_Task prompt_
Below are the records; locate each line with the word "айнымалысының" and copy it.

-=-=-=-=-

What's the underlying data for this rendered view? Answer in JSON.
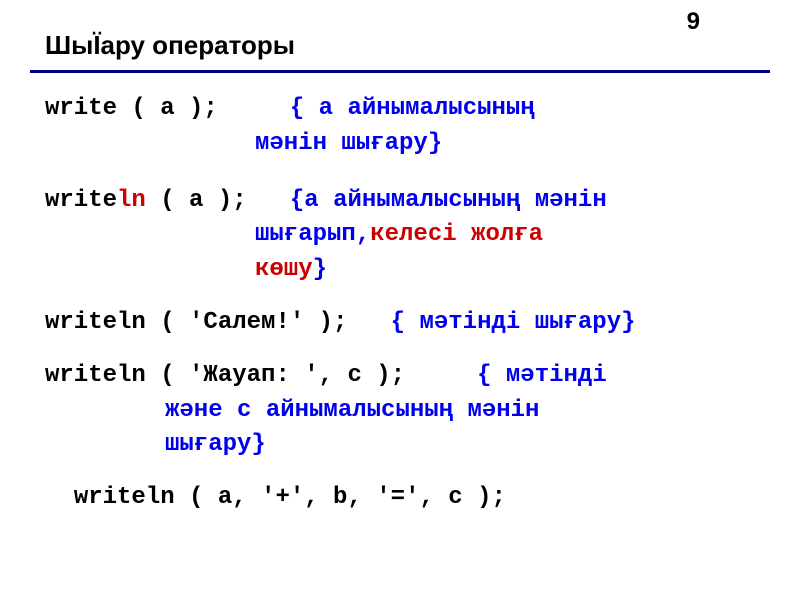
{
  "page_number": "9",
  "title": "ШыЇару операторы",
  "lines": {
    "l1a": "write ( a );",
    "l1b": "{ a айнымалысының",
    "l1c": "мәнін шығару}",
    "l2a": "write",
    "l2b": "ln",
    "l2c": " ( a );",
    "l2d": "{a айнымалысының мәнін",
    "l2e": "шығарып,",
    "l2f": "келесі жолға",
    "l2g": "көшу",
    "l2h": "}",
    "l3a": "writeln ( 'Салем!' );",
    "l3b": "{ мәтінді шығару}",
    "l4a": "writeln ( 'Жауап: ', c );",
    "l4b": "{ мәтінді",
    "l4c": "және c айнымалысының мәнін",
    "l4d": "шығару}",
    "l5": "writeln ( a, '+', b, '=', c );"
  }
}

-=-=-=-=-

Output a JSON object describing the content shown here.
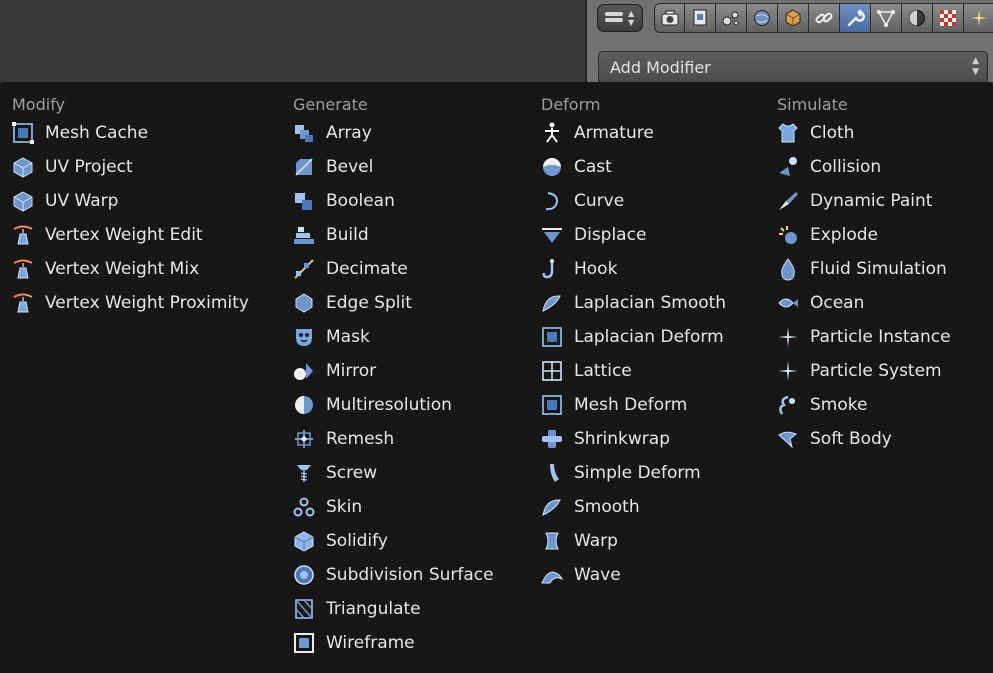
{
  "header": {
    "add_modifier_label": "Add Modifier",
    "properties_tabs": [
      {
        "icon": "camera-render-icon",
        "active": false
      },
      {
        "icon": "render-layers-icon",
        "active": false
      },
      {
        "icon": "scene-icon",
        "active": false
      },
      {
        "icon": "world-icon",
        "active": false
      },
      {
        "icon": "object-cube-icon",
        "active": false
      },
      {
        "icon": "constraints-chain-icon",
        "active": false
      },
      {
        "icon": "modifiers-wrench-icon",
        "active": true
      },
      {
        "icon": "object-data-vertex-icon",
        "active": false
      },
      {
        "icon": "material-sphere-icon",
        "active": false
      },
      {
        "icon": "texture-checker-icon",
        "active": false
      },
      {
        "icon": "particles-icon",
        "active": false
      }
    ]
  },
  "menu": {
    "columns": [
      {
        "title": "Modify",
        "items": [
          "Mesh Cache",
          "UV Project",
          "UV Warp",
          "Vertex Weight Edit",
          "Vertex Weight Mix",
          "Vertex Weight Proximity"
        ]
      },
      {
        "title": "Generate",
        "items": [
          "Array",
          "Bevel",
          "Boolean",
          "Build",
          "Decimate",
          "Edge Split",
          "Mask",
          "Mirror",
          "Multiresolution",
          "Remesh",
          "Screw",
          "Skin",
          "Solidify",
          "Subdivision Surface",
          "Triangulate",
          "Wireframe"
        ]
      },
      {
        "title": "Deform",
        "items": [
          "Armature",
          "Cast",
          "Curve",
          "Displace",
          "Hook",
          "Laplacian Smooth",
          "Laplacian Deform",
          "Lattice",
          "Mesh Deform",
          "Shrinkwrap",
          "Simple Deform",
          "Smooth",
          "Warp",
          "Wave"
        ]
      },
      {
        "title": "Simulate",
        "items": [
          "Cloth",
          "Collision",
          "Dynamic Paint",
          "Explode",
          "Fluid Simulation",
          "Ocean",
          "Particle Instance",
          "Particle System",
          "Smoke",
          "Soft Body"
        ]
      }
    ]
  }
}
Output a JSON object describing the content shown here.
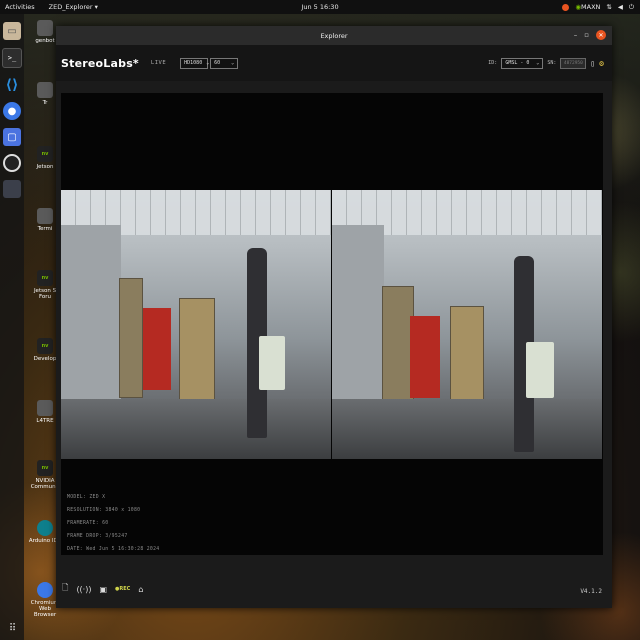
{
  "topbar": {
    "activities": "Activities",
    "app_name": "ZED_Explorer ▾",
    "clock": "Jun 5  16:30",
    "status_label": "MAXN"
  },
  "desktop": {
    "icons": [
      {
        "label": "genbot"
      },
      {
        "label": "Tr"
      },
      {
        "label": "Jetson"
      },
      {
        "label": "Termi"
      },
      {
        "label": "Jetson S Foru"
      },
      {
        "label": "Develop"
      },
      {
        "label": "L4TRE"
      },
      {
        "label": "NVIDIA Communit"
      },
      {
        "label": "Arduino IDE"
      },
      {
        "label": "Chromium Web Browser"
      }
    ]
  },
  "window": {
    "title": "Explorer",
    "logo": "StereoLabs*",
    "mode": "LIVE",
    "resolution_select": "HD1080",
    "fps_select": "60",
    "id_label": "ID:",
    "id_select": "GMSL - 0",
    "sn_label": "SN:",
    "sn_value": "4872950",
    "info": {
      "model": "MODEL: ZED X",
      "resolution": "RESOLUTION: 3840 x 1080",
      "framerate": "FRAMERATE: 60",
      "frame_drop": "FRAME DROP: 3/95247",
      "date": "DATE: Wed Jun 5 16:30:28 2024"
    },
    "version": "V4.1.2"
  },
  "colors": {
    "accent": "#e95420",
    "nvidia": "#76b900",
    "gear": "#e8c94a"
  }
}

-=-=-=-=-

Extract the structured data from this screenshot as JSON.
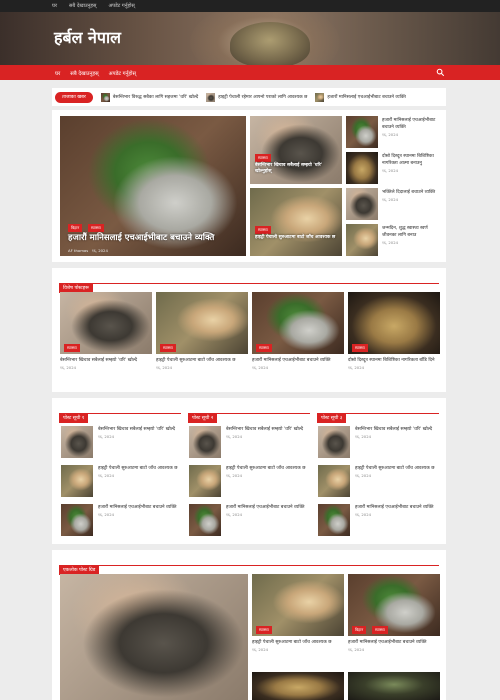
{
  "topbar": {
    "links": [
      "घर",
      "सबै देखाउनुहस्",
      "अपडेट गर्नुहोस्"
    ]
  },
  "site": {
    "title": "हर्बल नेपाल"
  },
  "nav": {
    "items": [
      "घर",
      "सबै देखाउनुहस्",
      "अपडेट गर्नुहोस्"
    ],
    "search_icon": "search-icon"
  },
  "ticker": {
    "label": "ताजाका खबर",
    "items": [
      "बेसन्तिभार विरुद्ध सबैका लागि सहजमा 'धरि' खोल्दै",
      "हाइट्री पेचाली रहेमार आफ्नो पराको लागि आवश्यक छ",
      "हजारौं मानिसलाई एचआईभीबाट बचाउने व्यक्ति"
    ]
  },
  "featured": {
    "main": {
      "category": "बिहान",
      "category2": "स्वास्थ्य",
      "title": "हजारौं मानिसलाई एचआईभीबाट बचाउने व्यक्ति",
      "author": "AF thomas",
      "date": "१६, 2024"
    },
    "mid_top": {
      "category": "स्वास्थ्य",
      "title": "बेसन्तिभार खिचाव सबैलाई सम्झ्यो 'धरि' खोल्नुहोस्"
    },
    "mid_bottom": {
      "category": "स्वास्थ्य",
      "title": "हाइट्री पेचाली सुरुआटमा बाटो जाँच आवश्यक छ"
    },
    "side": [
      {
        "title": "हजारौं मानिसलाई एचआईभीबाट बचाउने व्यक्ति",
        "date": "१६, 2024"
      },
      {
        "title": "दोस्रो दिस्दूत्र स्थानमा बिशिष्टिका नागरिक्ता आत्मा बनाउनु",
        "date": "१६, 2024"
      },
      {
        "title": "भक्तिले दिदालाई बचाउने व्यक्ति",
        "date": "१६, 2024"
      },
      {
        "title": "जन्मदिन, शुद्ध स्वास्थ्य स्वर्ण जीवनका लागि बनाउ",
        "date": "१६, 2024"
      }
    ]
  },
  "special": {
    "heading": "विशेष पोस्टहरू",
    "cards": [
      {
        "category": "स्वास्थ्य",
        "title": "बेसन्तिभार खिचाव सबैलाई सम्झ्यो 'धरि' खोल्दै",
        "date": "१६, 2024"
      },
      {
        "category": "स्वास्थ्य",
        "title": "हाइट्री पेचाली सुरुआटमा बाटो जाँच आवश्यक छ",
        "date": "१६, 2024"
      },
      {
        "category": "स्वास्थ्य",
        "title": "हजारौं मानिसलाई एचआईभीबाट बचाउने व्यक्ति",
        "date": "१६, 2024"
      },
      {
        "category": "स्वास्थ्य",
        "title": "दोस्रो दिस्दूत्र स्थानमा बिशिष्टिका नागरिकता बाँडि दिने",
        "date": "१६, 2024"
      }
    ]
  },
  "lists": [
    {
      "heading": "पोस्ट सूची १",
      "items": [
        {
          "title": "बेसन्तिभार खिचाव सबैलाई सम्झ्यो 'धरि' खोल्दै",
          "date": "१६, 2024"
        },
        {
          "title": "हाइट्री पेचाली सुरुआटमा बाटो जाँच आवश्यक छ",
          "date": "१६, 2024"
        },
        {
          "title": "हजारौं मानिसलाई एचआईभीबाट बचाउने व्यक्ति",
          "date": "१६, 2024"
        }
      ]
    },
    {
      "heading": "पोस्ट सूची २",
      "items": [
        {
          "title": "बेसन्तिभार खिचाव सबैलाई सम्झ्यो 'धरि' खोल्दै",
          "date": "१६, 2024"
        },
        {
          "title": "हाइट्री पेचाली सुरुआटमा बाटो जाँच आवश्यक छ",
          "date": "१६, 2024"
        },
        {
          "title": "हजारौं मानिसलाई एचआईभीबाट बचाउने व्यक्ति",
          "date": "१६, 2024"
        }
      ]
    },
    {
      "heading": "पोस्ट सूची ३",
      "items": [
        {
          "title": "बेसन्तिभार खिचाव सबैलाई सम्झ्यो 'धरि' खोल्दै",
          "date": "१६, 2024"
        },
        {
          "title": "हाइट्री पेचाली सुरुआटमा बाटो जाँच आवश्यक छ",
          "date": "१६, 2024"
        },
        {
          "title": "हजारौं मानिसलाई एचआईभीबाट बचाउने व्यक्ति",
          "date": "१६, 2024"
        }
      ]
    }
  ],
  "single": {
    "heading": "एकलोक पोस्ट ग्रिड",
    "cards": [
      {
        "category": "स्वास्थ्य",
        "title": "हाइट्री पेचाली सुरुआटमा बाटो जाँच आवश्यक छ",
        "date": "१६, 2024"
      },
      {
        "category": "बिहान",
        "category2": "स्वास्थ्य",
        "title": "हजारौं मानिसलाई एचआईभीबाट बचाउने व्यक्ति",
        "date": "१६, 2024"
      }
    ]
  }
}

-=-=-=-=-

_Completed exercise_
    "l1b": "{ a айнымалысының",
    "l2d": "{a айнымалысының мәнін",
    "l4c": "және c айнымалысының мәнін",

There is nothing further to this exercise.